**What to produce:** A faithful transcription of all the data is required.

**Records:**

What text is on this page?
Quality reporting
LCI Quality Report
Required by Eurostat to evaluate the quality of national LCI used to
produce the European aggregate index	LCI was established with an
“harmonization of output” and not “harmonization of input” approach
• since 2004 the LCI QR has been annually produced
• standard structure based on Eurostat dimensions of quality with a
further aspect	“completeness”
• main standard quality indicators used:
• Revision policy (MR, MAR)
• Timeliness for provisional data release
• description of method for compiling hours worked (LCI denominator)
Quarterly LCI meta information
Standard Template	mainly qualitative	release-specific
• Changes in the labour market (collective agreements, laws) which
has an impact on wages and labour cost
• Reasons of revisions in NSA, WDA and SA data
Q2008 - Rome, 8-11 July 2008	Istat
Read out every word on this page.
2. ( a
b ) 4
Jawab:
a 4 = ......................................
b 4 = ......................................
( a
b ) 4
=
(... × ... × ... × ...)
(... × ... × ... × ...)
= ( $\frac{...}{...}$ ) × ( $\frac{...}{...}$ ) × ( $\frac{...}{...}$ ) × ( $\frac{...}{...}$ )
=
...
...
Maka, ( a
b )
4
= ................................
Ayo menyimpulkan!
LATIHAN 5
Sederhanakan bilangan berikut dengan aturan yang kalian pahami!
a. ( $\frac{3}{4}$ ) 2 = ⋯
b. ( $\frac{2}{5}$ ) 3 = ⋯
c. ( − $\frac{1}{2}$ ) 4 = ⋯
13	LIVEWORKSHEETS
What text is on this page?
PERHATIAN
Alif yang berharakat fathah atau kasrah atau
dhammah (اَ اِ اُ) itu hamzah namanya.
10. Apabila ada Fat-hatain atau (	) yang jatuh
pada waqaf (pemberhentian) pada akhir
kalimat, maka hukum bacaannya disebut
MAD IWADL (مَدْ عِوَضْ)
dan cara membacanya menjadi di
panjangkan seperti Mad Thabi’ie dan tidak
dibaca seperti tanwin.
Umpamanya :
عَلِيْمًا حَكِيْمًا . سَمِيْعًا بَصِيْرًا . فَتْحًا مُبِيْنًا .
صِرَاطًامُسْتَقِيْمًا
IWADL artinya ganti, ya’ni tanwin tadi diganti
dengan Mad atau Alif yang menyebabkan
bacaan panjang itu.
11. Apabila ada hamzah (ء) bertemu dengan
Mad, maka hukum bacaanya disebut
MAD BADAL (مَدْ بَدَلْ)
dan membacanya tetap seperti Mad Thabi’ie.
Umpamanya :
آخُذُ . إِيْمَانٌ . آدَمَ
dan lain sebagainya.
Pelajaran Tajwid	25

**Exercise result:**
What text is on this page?
Quality reporting
LCI Quality Report
Required by Eurostat to evaluate the quality of national LCI used to
produce the European aggregate index	LCI was established with an
“harmonization of output” and not “harmonization of input” approach
• since 2004 the LCI QR has been annually produced
• standard structure based on Eurostat dimensions of quality with a
further aspect	“completeness”
• main standard quality indicators used:
• Revision policy (MR, MAR)
• Timeliness for provisional data release
• description of method for compiling hours worked (LCI denominator)
Quarterly LCI meta information
Standard Template	mainly qualitative	release-specific
• Changes in the labour market (collective agreements, laws) which
has an impact on wages and labour cost
• Reasons of revisions in NSA, WDA and SA data
Q2008 - Rome, 8-11 July 2008	Istat
Read out every word on this page.
2. ( a
b ) 4
Jawab:
a 4 = ......................................
b 4 = ......................................
( a
b ) 4
=
(... × ... × ... × ...)
(... × ... × ... × ...)
= ( $\frac{...}{...}$ ) × ( $\frac{...}{...}$ ) × ( $\frac{...}{...}$ ) × ( $\frac{...}{...}$ )
=
...
...
Maka, ( a
b )
4
= ................................
Ayo menyimpulkan!
LATIHAN 5
Sederhanakan bilangan berikut dengan aturan yang kalian pahami!
a. ( $\frac{3}{4}$ ) 2 = ⋯
b. ( $\frac{2}{5}$ ) 3 = ⋯
c. ( − $\frac{1}{2}$ ) 4 = ⋯
13	LIVEWORKSHEETS
What text is on this page?
PERHATIAN
Alif yang berharakat fathah atau kasrah atau
dhammah (اَ اِ اُ) itu hamzah namanya.
10. Apabila ada Fat-hatain atau (	) yang jatuh
pada waqaf (pemberhentian) pada akhir
kalimat, maka hukum bacaannya disebut
MAD IWADL (مَدْ عِوَضْ)
dan cara membacanya menjadi di
panjangkan seperti Mad Thabi’ie dan tidak
dibaca seperti tanwin.
Umpamanya :
عَلِيْمًا حَكِيْمًا . سَمِيْعًا بَصِيْرًا . فَتْحًا مُبِيْنًا .
صِرَاطًامُسْتَقِيْمًا
IWADL artinya ganti, ya’ni tanwin tadi diganti
dengan Mad atau Alif yang menyebabkan
bacaan panjang itu.
11. Apabila ada hamzah (ء) bertemu dengan
Mad, maka hukum bacaanya disebut
MAD BADAL (مَدْ بَدَلْ)
dan membacanya tetap seperti Mad Thabi’ie.
Umpamanya :
آخُذُ . إِيْمَانٌ . آدَمَ
dan lain sebagainya.
Pelajaran Tajwid	25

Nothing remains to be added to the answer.